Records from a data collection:
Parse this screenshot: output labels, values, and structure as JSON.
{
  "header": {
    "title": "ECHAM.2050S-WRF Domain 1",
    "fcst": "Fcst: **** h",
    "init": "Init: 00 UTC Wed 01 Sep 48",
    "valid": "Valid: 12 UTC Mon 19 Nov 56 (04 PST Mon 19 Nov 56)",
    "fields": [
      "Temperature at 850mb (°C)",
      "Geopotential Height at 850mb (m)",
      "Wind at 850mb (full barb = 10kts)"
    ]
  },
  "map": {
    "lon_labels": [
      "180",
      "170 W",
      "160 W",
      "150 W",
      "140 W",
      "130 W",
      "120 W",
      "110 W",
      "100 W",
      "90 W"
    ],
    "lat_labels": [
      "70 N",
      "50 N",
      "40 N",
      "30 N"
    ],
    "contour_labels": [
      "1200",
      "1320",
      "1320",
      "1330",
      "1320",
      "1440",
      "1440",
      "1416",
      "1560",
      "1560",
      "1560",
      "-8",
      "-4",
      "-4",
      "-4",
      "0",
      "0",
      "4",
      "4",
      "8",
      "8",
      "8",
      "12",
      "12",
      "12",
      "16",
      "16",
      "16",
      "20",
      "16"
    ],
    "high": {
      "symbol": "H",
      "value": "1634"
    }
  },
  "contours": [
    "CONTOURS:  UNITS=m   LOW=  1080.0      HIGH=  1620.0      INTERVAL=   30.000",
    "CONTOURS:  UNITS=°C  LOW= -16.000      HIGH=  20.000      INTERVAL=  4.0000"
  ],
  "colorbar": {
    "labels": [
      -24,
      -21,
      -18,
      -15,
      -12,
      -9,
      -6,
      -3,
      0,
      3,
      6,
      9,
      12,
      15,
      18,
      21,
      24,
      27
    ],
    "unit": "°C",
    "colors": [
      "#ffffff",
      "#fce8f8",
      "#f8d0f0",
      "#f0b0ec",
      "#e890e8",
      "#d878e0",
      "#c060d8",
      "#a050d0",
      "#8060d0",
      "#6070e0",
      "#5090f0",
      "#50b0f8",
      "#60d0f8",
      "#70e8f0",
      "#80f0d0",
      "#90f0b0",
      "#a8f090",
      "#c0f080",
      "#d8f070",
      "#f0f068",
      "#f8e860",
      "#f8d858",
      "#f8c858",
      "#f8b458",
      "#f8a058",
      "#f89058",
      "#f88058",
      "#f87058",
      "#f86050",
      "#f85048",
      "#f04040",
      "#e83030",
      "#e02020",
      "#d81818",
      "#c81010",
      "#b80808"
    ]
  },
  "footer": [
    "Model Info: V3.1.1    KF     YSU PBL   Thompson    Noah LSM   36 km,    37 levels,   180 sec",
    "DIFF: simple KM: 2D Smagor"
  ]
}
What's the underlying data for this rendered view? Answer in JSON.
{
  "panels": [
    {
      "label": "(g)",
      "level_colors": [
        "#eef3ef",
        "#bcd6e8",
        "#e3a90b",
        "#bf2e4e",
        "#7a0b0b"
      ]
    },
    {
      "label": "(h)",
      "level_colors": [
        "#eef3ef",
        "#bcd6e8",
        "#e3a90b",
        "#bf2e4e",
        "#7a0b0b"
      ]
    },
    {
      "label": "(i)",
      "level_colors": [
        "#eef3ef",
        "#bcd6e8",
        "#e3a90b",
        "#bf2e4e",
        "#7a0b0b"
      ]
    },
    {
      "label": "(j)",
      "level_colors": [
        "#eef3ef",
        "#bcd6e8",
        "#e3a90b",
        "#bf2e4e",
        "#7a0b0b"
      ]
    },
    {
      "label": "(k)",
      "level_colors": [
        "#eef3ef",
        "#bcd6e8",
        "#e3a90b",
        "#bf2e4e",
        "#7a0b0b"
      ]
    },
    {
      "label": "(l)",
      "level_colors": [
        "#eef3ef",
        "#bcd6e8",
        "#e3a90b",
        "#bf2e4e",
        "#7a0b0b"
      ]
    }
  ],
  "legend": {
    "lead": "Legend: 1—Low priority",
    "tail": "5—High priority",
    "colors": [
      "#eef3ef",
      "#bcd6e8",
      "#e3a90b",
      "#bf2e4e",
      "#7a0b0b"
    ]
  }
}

• REQUIREMENT
Each line in the material above must be retyped without alteration.

• EXERCISE SOLUTION
Parse this screenshot: output labels, values, and structure as JSON.
{
  "header": {
    "title": "ECHAM.2050S-WRF Domain 1",
    "fcst": "Fcst: **** h",
    "init": "Init: 00 UTC Wed 01 Sep 48",
    "valid": "Valid: 12 UTC Mon 19 Nov 56 (04 PST Mon 19 Nov 56)",
    "fields": [
      "Temperature at 850mb (°C)",
      "Geopotential Height at 850mb (m)",
      "Wind at 850mb (full barb = 10kts)"
    ]
  },
  "map": {
    "lon_labels": [
      "180",
      "170 W",
      "160 W",
      "150 W",
      "140 W",
      "130 W",
      "120 W",
      "110 W",
      "100 W",
      "90 W"
    ],
    "lat_labels": [
      "70 N",
      "50 N",
      "40 N",
      "30 N"
    ],
    "contour_labels": [
      "1200",
      "1320",
      "1320",
      "1330",
      "1320",
      "1440",
      "1440",
      "1416",
      "1560",
      "1560",
      "1560",
      "-8",
      "-4",
      "-4",
      "-4",
      "0",
      "0",
      "4",
      "4",
      "8",
      "8",
      "8",
      "12",
      "12",
      "12",
      "16",
      "16",
      "16",
      "20",
      "16"
    ],
    "high": {
      "symbol": "H",
      "value": "1634"
    }
  },
  "contours": [
    "CONTOURS:  UNITS=m   LOW=  1080.0      HIGH=  1620.0      INTERVAL=   30.000",
    "CONTOURS:  UNITS=°C  LOW= -16.000      HIGH=  20.000      INTERVAL=  4.0000"
  ],
  "colorbar": {
    "labels": [
      -24,
      -21,
      -18,
      -15,
      -12,
      -9,
      -6,
      -3,
      0,
      3,
      6,
      9,
      12,
      15,
      18,
      21,
      24,
      27
    ],
    "unit": "°C",
    "colors": [
      "#ffffff",
      "#fce8f8",
      "#f8d0f0",
      "#f0b0ec",
      "#e890e8",
      "#d878e0",
      "#c060d8",
      "#a050d0",
      "#8060d0",
      "#6070e0",
      "#5090f0",
      "#50b0f8",
      "#60d0f8",
      "#70e8f0",
      "#80f0d0",
      "#90f0b0",
      "#a8f090",
      "#c0f080",
      "#d8f070",
      "#f0f068",
      "#f8e860",
      "#f8d858",
      "#f8c858",
      "#f8b458",
      "#f8a058",
      "#f89058",
      "#f88058",
      "#f87058",
      "#f86050",
      "#f85048",
      "#f04040",
      "#e83030",
      "#e02020",
      "#d81818",
      "#c81010",
      "#b80808"
    ]
  },
  "footer": [
    "Model Info: V3.1.1    KF     YSU PBL   Thompson    Noah LSM   36 km,    37 levels,   180 sec",
    "DIFF: simple KM: 2D Smagor"
  ]
}
What's the underlying data for this rendered view? Answer in JSON.
{
  "panels": [
    {
      "label": "(g)",
      "level_colors": [
        "#eef3ef",
        "#bcd6e8",
        "#e3a90b",
        "#bf2e4e",
        "#7a0b0b"
      ]
    },
    {
      "label": "(h)",
      "level_colors": [
        "#eef3ef",
        "#bcd6e8",
        "#e3a90b",
        "#bf2e4e",
        "#7a0b0b"
      ]
    },
    {
      "label": "(i)",
      "level_colors": [
        "#eef3ef",
        "#bcd6e8",
        "#e3a90b",
        "#bf2e4e",
        "#7a0b0b"
      ]
    },
    {
      "label": "(j)",
      "level_colors": [
        "#eef3ef",
        "#bcd6e8",
        "#e3a90b",
        "#bf2e4e",
        "#7a0b0b"
      ]
    },
    {
      "label": "(k)",
      "level_colors": [
        "#eef3ef",
        "#bcd6e8",
        "#e3a90b",
        "#bf2e4e",
        "#7a0b0b"
      ]
    },
    {
      "label": "(l)",
      "level_colors": [
        "#eef3ef",
        "#bcd6e8",
        "#e3a90b",
        "#bf2e4e",
        "#7a0b0b"
      ]
    }
  ],
  "legend": {
    "lead": "Legend: 1—Low priority",
    "tail": "5—High priority",
    "colors": [
      "#eef3ef",
      "#bcd6e8",
      "#e3a90b",
      "#bf2e4e",
      "#7a0b0b"
    ]
  }
}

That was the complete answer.